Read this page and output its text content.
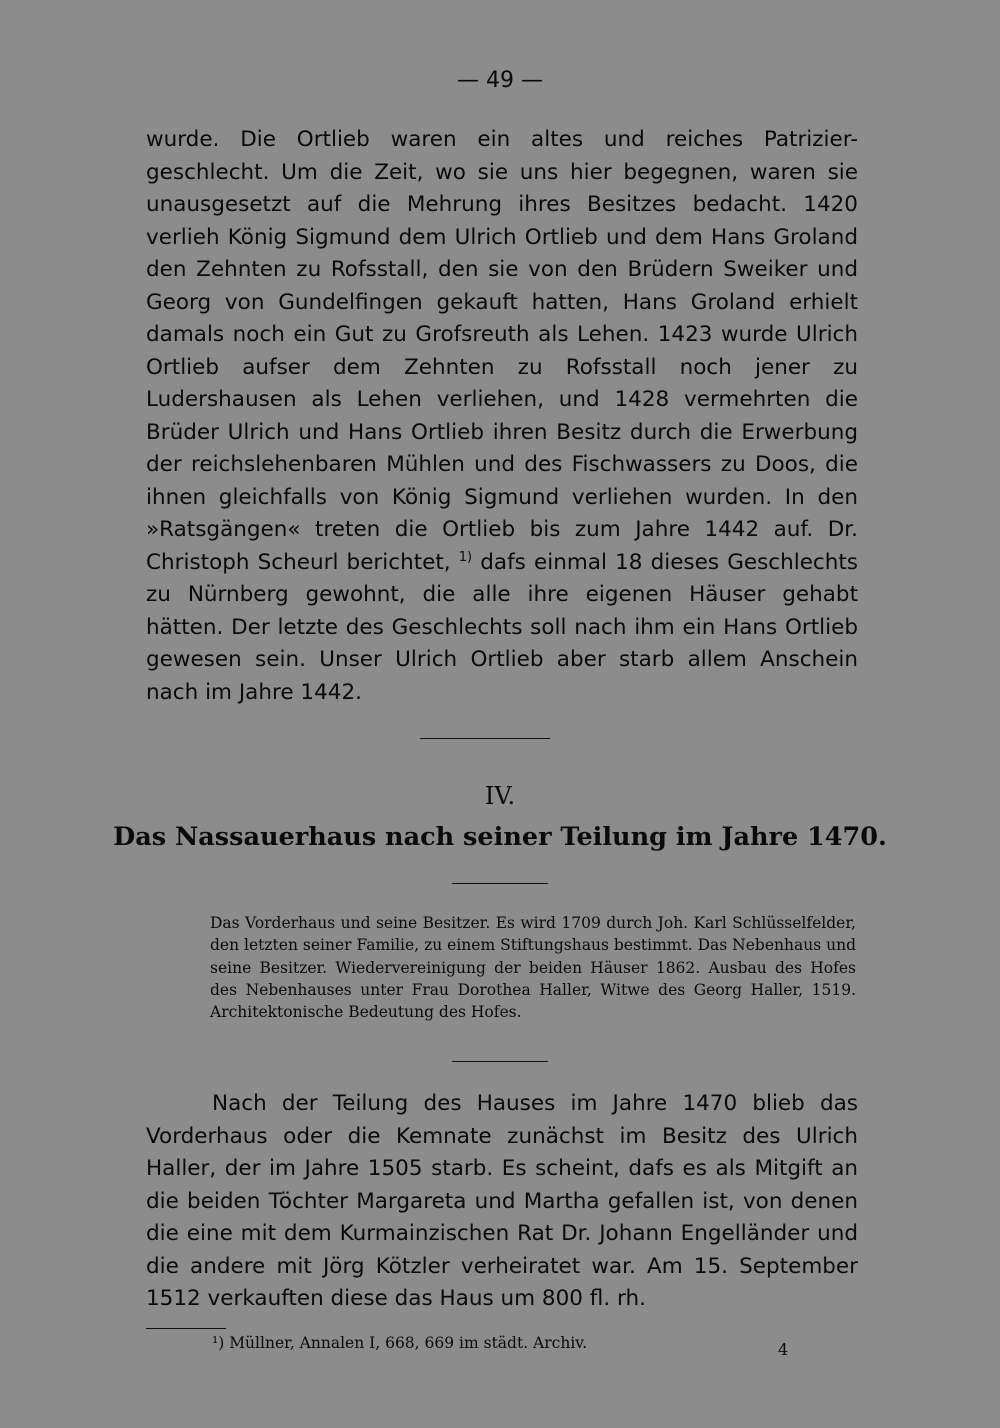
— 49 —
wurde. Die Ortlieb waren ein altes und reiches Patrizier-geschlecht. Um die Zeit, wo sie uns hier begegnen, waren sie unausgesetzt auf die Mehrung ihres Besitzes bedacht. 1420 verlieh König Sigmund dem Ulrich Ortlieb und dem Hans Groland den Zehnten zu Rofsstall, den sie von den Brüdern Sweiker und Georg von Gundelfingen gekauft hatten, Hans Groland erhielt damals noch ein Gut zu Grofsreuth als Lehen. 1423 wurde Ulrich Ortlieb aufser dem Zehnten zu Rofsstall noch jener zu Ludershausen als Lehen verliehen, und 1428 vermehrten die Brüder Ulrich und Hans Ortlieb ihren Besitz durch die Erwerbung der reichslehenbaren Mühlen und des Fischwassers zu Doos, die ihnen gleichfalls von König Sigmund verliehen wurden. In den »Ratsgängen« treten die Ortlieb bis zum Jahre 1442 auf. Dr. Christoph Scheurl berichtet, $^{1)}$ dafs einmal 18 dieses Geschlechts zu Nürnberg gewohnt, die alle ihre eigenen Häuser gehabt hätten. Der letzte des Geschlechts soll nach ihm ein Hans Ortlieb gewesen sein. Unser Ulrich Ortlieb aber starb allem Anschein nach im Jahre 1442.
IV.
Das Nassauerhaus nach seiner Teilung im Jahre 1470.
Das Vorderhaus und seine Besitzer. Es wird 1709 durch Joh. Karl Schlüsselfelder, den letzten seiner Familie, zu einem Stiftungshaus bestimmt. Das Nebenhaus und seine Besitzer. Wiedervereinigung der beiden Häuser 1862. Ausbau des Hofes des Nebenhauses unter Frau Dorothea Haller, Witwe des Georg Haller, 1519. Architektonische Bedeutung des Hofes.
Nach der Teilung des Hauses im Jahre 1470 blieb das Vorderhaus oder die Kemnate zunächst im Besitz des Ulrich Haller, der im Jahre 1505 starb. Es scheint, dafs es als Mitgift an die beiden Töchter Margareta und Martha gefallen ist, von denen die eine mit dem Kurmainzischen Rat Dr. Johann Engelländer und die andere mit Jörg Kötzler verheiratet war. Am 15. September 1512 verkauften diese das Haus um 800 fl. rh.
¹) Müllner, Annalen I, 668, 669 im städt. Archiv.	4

++++++

**Task requirements:** Each record above is to be restated exactly, with its pictures removed from the copy.

**Answer:**
Read this page and output its text content.
— 49 —
wurde. Die Ortlieb waren ein altes und reiches Patrizier-geschlecht. Um die Zeit, wo sie uns hier begegnen, waren sie unausgesetzt auf die Mehrung ihres Besitzes bedacht. 1420 verlieh König Sigmund dem Ulrich Ortlieb und dem Hans Groland den Zehnten zu Rofsstall, den sie von den Brüdern Sweiker und Georg von Gundelfingen gekauft hatten, Hans Groland erhielt damals noch ein Gut zu Grofsreuth als Lehen. 1423 wurde Ulrich Ortlieb aufser dem Zehnten zu Rofsstall noch jener zu Ludershausen als Lehen verliehen, und 1428 vermehrten die Brüder Ulrich und Hans Ortlieb ihren Besitz durch die Erwerbung der reichslehenbaren Mühlen und des Fischwassers zu Doos, die ihnen gleichfalls von König Sigmund verliehen wurden. In den »Ratsgängen« treten die Ortlieb bis zum Jahre 1442 auf. Dr. Christoph Scheurl berichtet, $^{1)}$ dafs einmal 18 dieses Geschlechts zu Nürnberg gewohnt, die alle ihre eigenen Häuser gehabt hätten. Der letzte des Geschlechts soll nach ihm ein Hans Ortlieb gewesen sein. Unser Ulrich Ortlieb aber starb allem Anschein nach im Jahre 1442.
IV.
Das Nassauerhaus nach seiner Teilung im Jahre 1470.
Das Vorderhaus und seine Besitzer. Es wird 1709 durch Joh. Karl Schlüsselfelder, den letzten seiner Familie, zu einem Stiftungshaus bestimmt. Das Nebenhaus und seine Besitzer. Wiedervereinigung der beiden Häuser 1862. Ausbau des Hofes des Nebenhauses unter Frau Dorothea Haller, Witwe des Georg Haller, 1519. Architektonische Bedeutung des Hofes.
Nach der Teilung des Hauses im Jahre 1470 blieb das Vorderhaus oder die Kemnate zunächst im Besitz des Ulrich Haller, der im Jahre 1505 starb. Es scheint, dafs es als Mitgift an die beiden Töchter Margareta und Martha gefallen ist, von denen die eine mit dem Kurmainzischen Rat Dr. Johann Engelländer und die andere mit Jörg Kötzler verheiratet war. Am 15. September 1512 verkauften diese das Haus um 800 fl. rh.
¹) Müllner, Annalen I, 668, 669 im städt. Archiv.	4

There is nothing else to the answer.